Stated task: Pull out every line below holding the word "this".

Records to process:

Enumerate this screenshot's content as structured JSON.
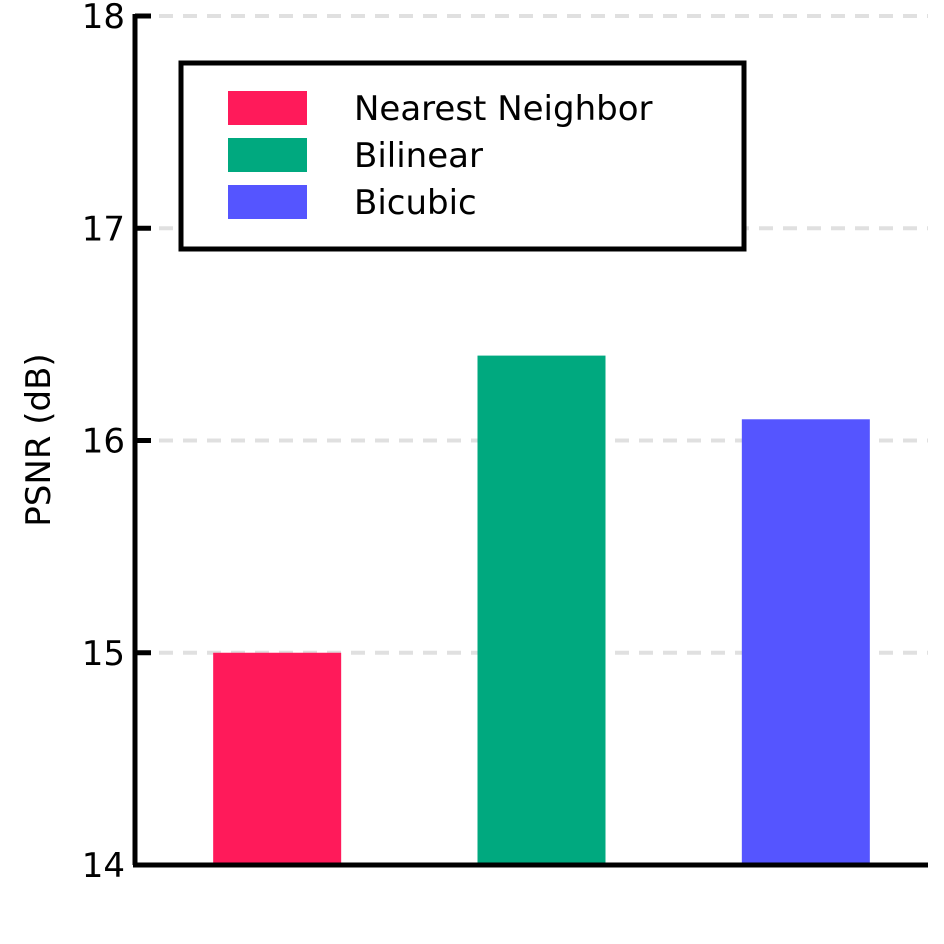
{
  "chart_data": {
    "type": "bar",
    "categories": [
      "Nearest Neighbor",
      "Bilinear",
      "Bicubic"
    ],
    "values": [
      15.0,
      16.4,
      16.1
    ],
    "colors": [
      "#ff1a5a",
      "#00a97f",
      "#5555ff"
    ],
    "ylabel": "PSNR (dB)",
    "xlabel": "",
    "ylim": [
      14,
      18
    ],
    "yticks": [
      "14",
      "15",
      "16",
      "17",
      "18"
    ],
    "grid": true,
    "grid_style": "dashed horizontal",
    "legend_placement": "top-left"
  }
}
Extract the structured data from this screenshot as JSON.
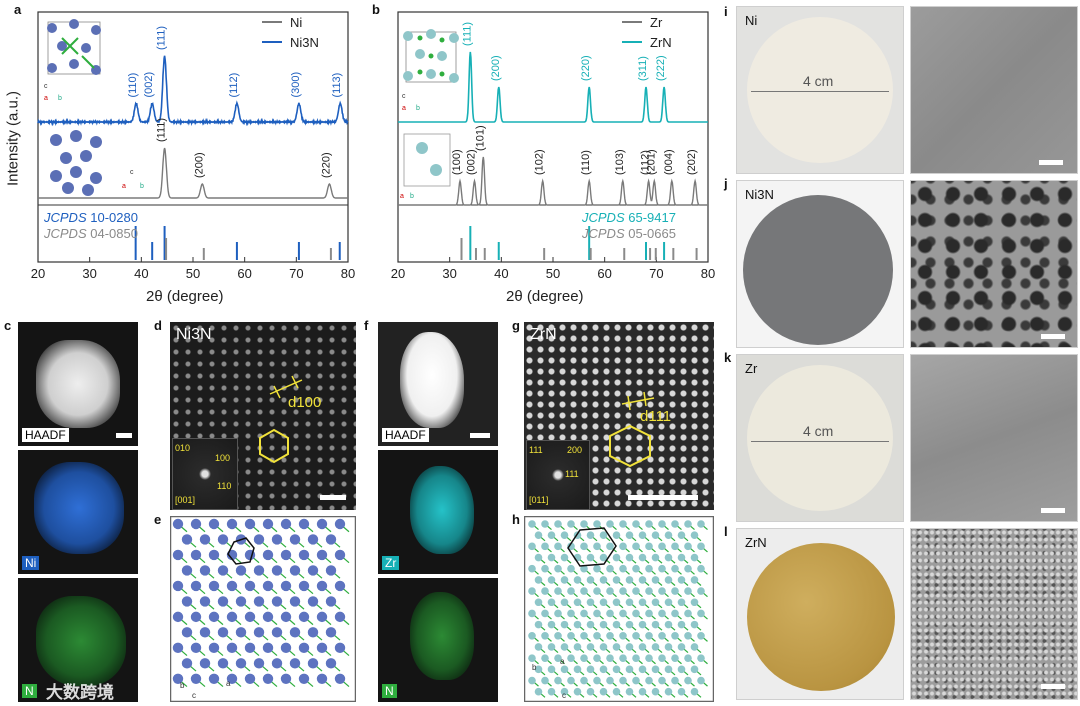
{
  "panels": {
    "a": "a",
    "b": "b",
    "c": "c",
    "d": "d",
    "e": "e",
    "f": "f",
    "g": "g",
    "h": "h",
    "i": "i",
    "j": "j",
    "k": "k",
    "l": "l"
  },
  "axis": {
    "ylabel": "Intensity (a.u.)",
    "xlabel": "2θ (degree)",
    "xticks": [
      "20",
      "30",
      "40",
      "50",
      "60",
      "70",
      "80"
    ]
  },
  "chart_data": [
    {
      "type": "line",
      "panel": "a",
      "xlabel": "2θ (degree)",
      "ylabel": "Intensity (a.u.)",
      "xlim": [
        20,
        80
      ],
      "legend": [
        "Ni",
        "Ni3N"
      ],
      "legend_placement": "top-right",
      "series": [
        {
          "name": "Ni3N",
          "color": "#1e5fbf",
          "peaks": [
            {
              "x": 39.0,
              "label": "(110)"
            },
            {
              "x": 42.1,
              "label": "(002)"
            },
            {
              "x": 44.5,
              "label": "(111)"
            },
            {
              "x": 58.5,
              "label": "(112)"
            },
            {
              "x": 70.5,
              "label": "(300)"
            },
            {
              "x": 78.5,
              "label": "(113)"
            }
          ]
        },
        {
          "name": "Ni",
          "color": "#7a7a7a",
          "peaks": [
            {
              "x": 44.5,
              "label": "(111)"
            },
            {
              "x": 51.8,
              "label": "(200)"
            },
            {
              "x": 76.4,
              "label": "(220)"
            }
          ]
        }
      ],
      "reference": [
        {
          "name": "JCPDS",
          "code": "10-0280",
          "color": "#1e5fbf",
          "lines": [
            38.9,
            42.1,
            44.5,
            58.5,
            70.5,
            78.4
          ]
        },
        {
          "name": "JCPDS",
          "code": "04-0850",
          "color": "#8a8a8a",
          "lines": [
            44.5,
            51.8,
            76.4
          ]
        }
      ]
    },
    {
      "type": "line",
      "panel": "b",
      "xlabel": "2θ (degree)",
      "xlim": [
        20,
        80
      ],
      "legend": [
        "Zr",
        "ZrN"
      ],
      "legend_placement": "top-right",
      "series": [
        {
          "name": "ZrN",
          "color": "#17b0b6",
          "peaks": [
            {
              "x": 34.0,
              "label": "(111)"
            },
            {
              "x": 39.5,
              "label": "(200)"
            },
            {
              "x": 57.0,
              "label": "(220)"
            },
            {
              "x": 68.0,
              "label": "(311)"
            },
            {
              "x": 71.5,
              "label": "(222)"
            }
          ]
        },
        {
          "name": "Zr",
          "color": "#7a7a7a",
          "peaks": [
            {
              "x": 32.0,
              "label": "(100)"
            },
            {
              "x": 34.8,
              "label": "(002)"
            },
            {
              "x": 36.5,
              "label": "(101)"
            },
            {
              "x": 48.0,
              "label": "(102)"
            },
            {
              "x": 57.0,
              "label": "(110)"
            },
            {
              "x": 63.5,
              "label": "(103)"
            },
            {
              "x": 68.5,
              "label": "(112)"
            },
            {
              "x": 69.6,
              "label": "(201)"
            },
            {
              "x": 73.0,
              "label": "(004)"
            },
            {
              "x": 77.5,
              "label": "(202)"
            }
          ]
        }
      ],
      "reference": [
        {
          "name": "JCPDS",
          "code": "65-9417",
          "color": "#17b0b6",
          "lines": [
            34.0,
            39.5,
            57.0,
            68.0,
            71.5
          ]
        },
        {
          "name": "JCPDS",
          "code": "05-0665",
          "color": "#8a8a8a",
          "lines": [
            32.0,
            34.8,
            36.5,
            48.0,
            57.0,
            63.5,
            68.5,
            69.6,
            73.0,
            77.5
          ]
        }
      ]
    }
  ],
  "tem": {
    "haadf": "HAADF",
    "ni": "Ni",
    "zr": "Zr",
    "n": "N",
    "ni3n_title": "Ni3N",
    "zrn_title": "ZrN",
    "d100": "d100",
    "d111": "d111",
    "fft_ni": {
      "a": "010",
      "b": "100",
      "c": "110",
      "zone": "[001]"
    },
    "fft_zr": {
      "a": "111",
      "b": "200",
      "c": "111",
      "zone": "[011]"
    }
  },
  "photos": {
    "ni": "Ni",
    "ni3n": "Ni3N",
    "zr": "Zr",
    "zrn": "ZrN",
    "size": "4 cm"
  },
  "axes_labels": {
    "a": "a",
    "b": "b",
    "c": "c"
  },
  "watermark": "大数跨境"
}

Answer below:
Enumerate this screenshot's content as structured JSON.
Extract the structured data from this screenshot as JSON.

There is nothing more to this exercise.